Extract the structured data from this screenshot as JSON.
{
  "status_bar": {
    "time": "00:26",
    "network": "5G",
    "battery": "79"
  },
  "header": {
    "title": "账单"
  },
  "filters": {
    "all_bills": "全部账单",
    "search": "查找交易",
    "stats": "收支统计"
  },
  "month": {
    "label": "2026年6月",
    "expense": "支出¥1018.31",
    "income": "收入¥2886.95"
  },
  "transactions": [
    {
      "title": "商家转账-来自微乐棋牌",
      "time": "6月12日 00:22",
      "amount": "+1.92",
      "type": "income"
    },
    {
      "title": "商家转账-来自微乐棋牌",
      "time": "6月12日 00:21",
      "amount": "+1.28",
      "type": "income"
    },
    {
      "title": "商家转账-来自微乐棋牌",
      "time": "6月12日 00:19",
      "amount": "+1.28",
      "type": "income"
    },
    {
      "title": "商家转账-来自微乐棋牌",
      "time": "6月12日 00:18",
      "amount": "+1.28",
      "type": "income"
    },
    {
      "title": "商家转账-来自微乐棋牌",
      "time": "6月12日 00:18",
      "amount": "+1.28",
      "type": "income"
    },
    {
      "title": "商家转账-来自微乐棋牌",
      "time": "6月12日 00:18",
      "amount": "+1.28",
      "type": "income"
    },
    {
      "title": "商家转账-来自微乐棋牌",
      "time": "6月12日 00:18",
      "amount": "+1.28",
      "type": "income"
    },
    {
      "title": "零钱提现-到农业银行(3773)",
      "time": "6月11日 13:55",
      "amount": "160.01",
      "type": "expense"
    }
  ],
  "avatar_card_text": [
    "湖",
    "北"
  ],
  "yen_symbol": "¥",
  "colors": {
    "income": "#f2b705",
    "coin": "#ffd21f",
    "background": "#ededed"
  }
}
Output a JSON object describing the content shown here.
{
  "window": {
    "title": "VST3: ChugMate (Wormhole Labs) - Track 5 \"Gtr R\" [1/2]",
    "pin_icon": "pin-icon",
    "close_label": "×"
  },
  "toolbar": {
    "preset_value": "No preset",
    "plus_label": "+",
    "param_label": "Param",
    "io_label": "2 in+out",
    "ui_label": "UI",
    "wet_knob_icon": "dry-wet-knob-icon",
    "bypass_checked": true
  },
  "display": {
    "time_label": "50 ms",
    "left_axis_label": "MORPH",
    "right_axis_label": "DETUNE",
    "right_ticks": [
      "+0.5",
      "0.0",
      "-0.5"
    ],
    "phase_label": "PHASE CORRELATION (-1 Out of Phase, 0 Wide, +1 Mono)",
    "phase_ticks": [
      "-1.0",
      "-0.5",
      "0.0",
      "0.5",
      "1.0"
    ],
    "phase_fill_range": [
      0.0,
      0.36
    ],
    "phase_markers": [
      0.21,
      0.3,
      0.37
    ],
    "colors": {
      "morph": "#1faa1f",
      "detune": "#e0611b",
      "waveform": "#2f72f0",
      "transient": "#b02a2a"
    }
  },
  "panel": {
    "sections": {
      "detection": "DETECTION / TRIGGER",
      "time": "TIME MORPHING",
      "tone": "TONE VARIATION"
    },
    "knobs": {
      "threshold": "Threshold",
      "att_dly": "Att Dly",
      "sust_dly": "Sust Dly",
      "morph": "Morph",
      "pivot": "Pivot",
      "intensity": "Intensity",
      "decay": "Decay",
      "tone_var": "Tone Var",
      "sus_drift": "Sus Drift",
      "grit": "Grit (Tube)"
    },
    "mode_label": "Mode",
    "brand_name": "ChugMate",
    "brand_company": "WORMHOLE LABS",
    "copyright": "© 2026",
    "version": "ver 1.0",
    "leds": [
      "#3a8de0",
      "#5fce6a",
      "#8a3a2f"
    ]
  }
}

■ TASK TO COMPLETE:
From the records above, extract each line exactly as shown.

■ EXPECTED ANSWER:
Extract the structured data from this screenshot as JSON.
{
  "status_bar": {
    "time": "00:26",
    "network": "5G",
    "battery": "79"
  },
  "header": {
    "title": "账单"
  },
  "filters": {
    "all_bills": "全部账单",
    "search": "查找交易",
    "stats": "收支统计"
  },
  "month": {
    "label": "2026年6月",
    "expense": "支出¥1018.31",
    "income": "收入¥2886.95"
  },
  "transactions": [
    {
      "title": "商家转账-来自微乐棋牌",
      "time": "6月12日 00:22",
      "amount": "+1.92",
      "type": "income"
    },
    {
      "title": "商家转账-来自微乐棋牌",
      "time": "6月12日 00:21",
      "amount": "+1.28",
      "type": "income"
    },
    {
      "title": "商家转账-来自微乐棋牌",
      "time": "6月12日 00:19",
      "amount": "+1.28",
      "type": "income"
    },
    {
      "title": "商家转账-来自微乐棋牌",
      "time": "6月12日 00:18",
      "amount": "+1.28",
      "type": "income"
    },
    {
      "title": "商家转账-来自微乐棋牌",
      "time": "6月12日 00:18",
      "amount": "+1.28",
      "type": "income"
    },
    {
      "title": "商家转账-来自微乐棋牌",
      "time": "6月12日 00:18",
      "amount": "+1.28",
      "type": "income"
    },
    {
      "title": "商家转账-来自微乐棋牌",
      "time": "6月12日 00:18",
      "amount": "+1.28",
      "type": "income"
    },
    {
      "title": "零钱提现-到农业银行(3773)",
      "time": "6月11日 13:55",
      "amount": "160.01",
      "type": "expense"
    }
  ],
  "avatar_card_text": [
    "湖",
    "北"
  ],
  "yen_symbol": "¥",
  "colors": {
    "income": "#f2b705",
    "coin": "#ffd21f",
    "background": "#ededed"
  }
}
Output a JSON object describing the content shown here.
{
  "window": {
    "title": "VST3: ChugMate (Wormhole Labs) - Track 5 \"Gtr R\" [1/2]",
    "pin_icon": "pin-icon",
    "close_label": "×"
  },
  "toolbar": {
    "preset_value": "No preset",
    "plus_label": "+",
    "param_label": "Param",
    "io_label": "2 in+out",
    "ui_label": "UI",
    "wet_knob_icon": "dry-wet-knob-icon",
    "bypass_checked": true
  },
  "display": {
    "time_label": "50 ms",
    "left_axis_label": "MORPH",
    "right_axis_label": "DETUNE",
    "right_ticks": [
      "+0.5",
      "0.0",
      "-0.5"
    ],
    "phase_label": "PHASE CORRELATION (-1 Out of Phase, 0 Wide, +1 Mono)",
    "phase_ticks": [
      "-1.0",
      "-0.5",
      "0.0",
      "0.5",
      "1.0"
    ],
    "phase_fill_range": [
      0.0,
      0.36
    ],
    "phase_markers": [
      0.21,
      0.3,
      0.37
    ],
    "colors": {
      "morph": "#1faa1f",
      "detune": "#e0611b",
      "waveform": "#2f72f0",
      "transient": "#b02a2a"
    }
  },
  "panel": {
    "sections": {
      "detection": "DETECTION / TRIGGER",
      "time": "TIME MORPHING",
      "tone": "TONE VARIATION"
    },
    "knobs": {
      "threshold": "Threshold",
      "att_dly": "Att Dly",
      "sust_dly": "Sust Dly",
      "morph": "Morph",
      "pivot": "Pivot",
      "intensity": "Intensity",
      "decay": "Decay",
      "tone_var": "Tone Var",
      "sus_drift": "Sus Drift",
      "grit": "Grit (Tube)"
    },
    "mode_label": "Mode",
    "brand_name": "ChugMate",
    "brand_company": "WORMHOLE LABS",
    "copyright": "© 2026",
    "version": "ver 1.0",
    "leds": [
      "#3a8de0",
      "#5fce6a",
      "#8a3a2f"
    ]
  }
}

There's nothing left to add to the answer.